## Problem requirements
Check each line below for the word "values", and copy those that have it.

....

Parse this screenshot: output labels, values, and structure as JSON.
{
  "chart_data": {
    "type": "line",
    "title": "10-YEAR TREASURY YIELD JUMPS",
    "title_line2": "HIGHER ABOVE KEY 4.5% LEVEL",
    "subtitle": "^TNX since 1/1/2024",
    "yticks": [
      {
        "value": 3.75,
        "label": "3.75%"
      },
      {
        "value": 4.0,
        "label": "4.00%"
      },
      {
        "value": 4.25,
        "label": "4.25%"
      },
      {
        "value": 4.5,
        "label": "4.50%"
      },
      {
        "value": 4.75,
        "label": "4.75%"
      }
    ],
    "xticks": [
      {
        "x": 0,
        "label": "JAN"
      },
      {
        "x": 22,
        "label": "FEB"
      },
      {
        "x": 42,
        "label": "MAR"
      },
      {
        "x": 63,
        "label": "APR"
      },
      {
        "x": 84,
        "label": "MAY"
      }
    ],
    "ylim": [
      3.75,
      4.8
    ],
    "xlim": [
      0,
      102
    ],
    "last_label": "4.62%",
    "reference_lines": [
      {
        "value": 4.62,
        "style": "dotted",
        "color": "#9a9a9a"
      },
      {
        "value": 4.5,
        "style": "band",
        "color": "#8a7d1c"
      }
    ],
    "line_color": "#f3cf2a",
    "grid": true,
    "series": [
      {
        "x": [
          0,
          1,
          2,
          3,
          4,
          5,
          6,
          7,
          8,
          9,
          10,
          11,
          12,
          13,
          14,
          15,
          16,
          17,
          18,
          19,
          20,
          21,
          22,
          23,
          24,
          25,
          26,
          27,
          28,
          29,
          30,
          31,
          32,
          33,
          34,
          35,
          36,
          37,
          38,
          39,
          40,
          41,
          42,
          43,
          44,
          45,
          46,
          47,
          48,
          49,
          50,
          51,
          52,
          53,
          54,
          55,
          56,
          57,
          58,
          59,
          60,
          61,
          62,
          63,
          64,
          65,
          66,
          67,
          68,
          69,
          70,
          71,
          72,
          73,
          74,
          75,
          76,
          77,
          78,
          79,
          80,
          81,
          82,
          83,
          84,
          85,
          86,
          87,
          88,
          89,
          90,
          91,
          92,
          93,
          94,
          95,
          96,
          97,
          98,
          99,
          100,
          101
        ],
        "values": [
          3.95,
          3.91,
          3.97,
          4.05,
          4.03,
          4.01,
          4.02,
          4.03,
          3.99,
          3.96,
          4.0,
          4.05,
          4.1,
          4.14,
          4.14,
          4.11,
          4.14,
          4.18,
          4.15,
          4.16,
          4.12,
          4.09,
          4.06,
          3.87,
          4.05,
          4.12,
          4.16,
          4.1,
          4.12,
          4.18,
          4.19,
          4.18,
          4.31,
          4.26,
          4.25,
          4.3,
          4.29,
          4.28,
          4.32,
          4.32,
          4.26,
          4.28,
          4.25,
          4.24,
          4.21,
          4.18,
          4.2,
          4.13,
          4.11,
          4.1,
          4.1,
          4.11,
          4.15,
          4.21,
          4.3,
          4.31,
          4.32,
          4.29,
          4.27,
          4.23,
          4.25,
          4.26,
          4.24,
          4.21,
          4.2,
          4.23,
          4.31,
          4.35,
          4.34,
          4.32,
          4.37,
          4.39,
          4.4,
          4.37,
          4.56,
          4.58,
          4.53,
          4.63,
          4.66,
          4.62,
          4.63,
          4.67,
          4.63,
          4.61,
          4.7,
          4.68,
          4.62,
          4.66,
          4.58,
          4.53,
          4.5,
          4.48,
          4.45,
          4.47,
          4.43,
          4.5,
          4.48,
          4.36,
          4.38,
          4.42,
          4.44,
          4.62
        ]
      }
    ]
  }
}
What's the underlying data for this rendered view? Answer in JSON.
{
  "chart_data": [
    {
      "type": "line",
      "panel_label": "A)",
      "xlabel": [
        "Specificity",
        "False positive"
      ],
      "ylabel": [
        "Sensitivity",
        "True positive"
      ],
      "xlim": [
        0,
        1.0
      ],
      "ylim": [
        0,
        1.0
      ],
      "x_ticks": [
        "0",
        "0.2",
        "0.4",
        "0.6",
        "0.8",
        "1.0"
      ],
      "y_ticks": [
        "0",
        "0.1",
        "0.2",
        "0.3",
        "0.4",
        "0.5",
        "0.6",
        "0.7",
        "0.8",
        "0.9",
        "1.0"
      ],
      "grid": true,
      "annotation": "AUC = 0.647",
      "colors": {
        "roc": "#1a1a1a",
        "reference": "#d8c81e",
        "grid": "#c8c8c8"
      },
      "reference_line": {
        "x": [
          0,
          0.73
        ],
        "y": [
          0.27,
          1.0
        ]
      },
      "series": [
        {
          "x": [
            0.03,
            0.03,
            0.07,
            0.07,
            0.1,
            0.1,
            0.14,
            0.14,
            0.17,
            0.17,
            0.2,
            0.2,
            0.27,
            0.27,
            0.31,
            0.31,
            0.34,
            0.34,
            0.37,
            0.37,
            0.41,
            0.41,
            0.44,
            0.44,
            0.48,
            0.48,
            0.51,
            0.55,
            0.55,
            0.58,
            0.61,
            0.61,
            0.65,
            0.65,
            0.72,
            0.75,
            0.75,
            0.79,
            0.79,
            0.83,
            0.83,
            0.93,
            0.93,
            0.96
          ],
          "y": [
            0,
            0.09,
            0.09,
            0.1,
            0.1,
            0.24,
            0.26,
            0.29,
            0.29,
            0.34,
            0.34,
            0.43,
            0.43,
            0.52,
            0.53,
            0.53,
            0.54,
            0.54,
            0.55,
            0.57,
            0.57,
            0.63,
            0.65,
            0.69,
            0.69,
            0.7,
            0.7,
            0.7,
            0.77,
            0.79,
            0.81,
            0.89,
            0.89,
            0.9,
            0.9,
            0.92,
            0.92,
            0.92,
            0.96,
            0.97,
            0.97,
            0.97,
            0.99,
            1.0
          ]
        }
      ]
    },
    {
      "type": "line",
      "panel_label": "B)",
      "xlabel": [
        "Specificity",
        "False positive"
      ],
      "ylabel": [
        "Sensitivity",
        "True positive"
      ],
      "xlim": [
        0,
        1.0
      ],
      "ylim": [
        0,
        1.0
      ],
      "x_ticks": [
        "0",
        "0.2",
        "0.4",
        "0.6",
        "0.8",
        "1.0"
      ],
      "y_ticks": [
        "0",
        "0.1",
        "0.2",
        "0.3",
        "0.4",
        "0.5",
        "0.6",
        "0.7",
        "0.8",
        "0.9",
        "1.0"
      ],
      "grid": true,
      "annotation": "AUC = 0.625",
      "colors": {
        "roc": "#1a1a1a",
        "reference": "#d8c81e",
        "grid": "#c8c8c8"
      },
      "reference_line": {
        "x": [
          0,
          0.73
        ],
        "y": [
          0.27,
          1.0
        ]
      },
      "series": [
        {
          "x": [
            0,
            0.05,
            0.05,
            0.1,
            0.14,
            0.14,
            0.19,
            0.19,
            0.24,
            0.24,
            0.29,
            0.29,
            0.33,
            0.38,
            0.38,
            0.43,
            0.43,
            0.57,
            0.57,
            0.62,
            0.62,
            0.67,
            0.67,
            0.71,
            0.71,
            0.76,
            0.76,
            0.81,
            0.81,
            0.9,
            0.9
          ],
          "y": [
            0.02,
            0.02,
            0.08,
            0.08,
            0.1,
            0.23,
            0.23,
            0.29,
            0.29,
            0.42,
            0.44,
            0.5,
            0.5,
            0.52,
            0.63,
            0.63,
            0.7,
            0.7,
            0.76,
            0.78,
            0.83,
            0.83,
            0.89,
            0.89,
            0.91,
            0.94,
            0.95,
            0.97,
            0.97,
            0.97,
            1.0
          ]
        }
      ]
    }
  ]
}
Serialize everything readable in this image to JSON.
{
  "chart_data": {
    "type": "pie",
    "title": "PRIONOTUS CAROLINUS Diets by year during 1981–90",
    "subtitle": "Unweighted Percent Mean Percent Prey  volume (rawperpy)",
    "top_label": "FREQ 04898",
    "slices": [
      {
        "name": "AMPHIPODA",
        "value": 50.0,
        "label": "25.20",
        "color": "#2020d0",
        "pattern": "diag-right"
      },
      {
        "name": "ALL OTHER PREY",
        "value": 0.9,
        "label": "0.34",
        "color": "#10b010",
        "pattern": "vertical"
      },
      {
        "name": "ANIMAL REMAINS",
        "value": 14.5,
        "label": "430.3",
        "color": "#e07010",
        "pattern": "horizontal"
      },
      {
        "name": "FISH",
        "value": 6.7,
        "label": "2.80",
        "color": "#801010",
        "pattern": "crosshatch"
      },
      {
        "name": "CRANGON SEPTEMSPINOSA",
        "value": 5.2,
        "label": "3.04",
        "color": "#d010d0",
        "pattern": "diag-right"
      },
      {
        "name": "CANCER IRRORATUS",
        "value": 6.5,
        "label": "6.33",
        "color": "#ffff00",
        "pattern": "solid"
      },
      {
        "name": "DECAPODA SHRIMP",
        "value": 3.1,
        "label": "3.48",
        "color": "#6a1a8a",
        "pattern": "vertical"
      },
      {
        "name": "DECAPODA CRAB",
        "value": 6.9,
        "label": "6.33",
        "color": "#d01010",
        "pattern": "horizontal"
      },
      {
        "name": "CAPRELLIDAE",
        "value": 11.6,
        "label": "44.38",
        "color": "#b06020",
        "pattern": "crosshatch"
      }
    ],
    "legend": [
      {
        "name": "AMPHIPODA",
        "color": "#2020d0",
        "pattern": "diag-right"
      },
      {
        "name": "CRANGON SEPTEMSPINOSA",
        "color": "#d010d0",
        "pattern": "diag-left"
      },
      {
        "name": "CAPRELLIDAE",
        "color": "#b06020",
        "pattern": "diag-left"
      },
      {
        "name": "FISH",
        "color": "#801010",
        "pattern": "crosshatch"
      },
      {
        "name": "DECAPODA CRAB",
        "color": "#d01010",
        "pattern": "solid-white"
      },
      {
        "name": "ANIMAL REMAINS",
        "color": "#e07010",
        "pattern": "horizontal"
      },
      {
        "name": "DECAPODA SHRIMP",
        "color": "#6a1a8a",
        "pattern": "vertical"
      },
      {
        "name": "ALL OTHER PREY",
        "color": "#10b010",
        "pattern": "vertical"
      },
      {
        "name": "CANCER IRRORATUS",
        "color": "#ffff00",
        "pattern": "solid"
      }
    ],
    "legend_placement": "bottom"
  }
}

....

## Full solution
Parse this screenshot: output labels, values, and structure as JSON.
        "values": [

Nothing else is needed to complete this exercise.